Task goal>
Take the listing and print it in full, exactly as given.

--- Start Data for this task ---

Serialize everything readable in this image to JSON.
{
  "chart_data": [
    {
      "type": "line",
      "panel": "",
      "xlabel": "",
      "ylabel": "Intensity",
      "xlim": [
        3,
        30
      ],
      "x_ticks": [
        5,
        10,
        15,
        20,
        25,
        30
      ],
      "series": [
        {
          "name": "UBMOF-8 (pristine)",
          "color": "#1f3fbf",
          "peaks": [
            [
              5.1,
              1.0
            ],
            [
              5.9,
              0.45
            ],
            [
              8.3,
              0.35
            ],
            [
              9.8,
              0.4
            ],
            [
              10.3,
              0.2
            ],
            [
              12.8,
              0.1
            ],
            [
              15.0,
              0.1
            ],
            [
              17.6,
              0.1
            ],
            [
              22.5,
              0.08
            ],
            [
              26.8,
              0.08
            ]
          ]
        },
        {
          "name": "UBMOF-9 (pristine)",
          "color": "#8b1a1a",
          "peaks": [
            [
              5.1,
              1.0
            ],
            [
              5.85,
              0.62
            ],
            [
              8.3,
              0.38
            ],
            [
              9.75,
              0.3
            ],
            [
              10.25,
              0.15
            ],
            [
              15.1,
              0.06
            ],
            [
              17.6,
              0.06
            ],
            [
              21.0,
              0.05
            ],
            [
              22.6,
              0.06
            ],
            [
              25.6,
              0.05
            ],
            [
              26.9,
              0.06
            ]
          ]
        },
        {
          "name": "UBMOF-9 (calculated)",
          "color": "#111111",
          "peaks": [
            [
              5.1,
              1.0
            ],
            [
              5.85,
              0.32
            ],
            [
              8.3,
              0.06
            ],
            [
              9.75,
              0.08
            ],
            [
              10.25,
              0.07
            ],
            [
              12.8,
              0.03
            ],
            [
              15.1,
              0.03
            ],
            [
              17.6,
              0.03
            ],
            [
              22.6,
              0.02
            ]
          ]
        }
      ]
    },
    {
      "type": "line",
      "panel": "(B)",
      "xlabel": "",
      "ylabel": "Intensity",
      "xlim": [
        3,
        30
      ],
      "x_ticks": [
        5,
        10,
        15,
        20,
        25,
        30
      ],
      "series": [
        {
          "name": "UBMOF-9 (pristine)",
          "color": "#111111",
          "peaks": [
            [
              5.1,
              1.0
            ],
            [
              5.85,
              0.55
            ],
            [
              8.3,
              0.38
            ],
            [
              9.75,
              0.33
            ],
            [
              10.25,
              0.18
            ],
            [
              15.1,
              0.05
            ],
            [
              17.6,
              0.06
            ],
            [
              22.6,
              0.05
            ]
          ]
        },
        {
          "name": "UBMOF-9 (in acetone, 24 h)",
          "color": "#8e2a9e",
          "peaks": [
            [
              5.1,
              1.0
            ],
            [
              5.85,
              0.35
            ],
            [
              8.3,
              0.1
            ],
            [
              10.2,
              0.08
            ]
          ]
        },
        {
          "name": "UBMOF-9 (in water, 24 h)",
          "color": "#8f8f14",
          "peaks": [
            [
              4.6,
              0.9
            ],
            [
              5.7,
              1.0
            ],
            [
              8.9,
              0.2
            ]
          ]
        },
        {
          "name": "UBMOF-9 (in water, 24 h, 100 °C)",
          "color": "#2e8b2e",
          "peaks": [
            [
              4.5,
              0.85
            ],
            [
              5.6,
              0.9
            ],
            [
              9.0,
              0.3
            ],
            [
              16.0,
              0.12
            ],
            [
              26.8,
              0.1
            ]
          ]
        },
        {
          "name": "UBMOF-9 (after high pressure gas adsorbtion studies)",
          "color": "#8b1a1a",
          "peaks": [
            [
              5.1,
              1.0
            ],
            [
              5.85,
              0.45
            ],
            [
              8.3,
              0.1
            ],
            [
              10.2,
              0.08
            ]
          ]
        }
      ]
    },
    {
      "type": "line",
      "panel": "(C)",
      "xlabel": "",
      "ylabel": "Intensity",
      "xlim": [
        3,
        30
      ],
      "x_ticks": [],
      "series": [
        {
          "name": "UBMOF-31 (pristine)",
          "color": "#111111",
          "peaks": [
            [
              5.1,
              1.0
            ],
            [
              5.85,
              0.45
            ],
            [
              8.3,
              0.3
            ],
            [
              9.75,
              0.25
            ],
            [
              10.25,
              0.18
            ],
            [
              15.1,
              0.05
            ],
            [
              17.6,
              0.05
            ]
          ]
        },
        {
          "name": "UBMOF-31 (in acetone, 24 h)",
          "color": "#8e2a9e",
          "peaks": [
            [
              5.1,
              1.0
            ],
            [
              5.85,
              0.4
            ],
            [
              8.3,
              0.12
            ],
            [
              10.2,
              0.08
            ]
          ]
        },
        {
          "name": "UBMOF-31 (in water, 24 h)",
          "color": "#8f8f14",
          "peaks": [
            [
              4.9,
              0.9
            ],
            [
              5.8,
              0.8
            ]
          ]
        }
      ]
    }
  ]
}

--- End Data for this task ---

Task response>
Serialize everything readable in this image to JSON.
{
  "chart_data": [
    {
      "type": "line",
      "panel": "",
      "xlabel": "",
      "ylabel": "Intensity",
      "xlim": [
        3,
        30
      ],
      "x_ticks": [
        5,
        10,
        15,
        20,
        25,
        30
      ],
      "series": [
        {
          "name": "UBMOF-8 (pristine)",
          "color": "#1f3fbf",
          "peaks": [
            [
              5.1,
              1.0
            ],
            [
              5.9,
              0.45
            ],
            [
              8.3,
              0.35
            ],
            [
              9.8,
              0.4
            ],
            [
              10.3,
              0.2
            ],
            [
              12.8,
              0.1
            ],
            [
              15.0,
              0.1
            ],
            [
              17.6,
              0.1
            ],
            [
              22.5,
              0.08
            ],
            [
              26.8,
              0.08
            ]
          ]
        },
        {
          "name": "UBMOF-9 (pristine)",
          "color": "#8b1a1a",
          "peaks": [
            [
              5.1,
              1.0
            ],
            [
              5.85,
              0.62
            ],
            [
              8.3,
              0.38
            ],
            [
              9.75,
              0.3
            ],
            [
              10.25,
              0.15
            ],
            [
              15.1,
              0.06
            ],
            [
              17.6,
              0.06
            ],
            [
              21.0,
              0.05
            ],
            [
              22.6,
              0.06
            ],
            [
              25.6,
              0.05
            ],
            [
              26.9,
              0.06
            ]
          ]
        },
        {
          "name": "UBMOF-9 (calculated)",
          "color": "#111111",
          "peaks": [
            [
              5.1,
              1.0
            ],
            [
              5.85,
              0.32
            ],
            [
              8.3,
              0.06
            ],
            [
              9.75,
              0.08
            ],
            [
              10.25,
              0.07
            ],
            [
              12.8,
              0.03
            ],
            [
              15.1,
              0.03
            ],
            [
              17.6,
              0.03
            ],
            [
              22.6,
              0.02
            ]
          ]
        }
      ]
    },
    {
      "type": "line",
      "panel": "(B)",
      "xlabel": "",
      "ylabel": "Intensity",
      "xlim": [
        3,
        30
      ],
      "x_ticks": [
        5,
        10,
        15,
        20,
        25,
        30
      ],
      "series": [
        {
          "name": "UBMOF-9 (pristine)",
          "color": "#111111",
          "peaks": [
            [
              5.1,
              1.0
            ],
            [
              5.85,
              0.55
            ],
            [
              8.3,
              0.38
            ],
            [
              9.75,
              0.33
            ],
            [
              10.25,
              0.18
            ],
            [
              15.1,
              0.05
            ],
            [
              17.6,
              0.06
            ],
            [
              22.6,
              0.05
            ]
          ]
        },
        {
          "name": "UBMOF-9 (in acetone, 24 h)",
          "color": "#8e2a9e",
          "peaks": [
            [
              5.1,
              1.0
            ],
            [
              5.85,
              0.35
            ],
            [
              8.3,
              0.1
            ],
            [
              10.2,
              0.08
            ]
          ]
        },
        {
          "name": "UBMOF-9 (in water, 24 h)",
          "color": "#8f8f14",
          "peaks": [
            [
              4.6,
              0.9
            ],
            [
              5.7,
              1.0
            ],
            [
              8.9,
              0.2
            ]
          ]
        },
        {
          "name": "UBMOF-9 (in water, 24 h, 100 °C)",
          "color": "#2e8b2e",
          "peaks": [
            [
              4.5,
              0.85
            ],
            [
              5.6,
              0.9
            ],
            [
              9.0,
              0.3
            ],
            [
              16.0,
              0.12
            ],
            [
              26.8,
              0.1
            ]
          ]
        },
        {
          "name": "UBMOF-9 (after high pressure gas adsorbtion studies)",
          "color": "#8b1a1a",
          "peaks": [
            [
              5.1,
              1.0
            ],
            [
              5.85,
              0.45
            ],
            [
              8.3,
              0.1
            ],
            [
              10.2,
              0.08
            ]
          ]
        }
      ]
    },
    {
      "type": "line",
      "panel": "(C)",
      "xlabel": "",
      "ylabel": "Intensity",
      "xlim": [
        3,
        30
      ],
      "x_ticks": [],
      "series": [
        {
          "name": "UBMOF-31 (pristine)",
          "color": "#111111",
          "peaks": [
            [
              5.1,
              1.0
            ],
            [
              5.85,
              0.45
            ],
            [
              8.3,
              0.3
            ],
            [
              9.75,
              0.25
            ],
            [
              10.25,
              0.18
            ],
            [
              15.1,
              0.05
            ],
            [
              17.6,
              0.05
            ]
          ]
        },
        {
          "name": "UBMOF-31 (in acetone, 24 h)",
          "color": "#8e2a9e",
          "peaks": [
            [
              5.1,
              1.0
            ],
            [
              5.85,
              0.4
            ],
            [
              8.3,
              0.12
            ],
            [
              10.2,
              0.08
            ]
          ]
        },
        {
          "name": "UBMOF-31 (in water, 24 h)",
          "color": "#8f8f14",
          "peaks": [
            [
              4.9,
              0.9
            ],
            [
              5.8,
              0.8
            ]
          ]
        }
      ]
    }
  ]
}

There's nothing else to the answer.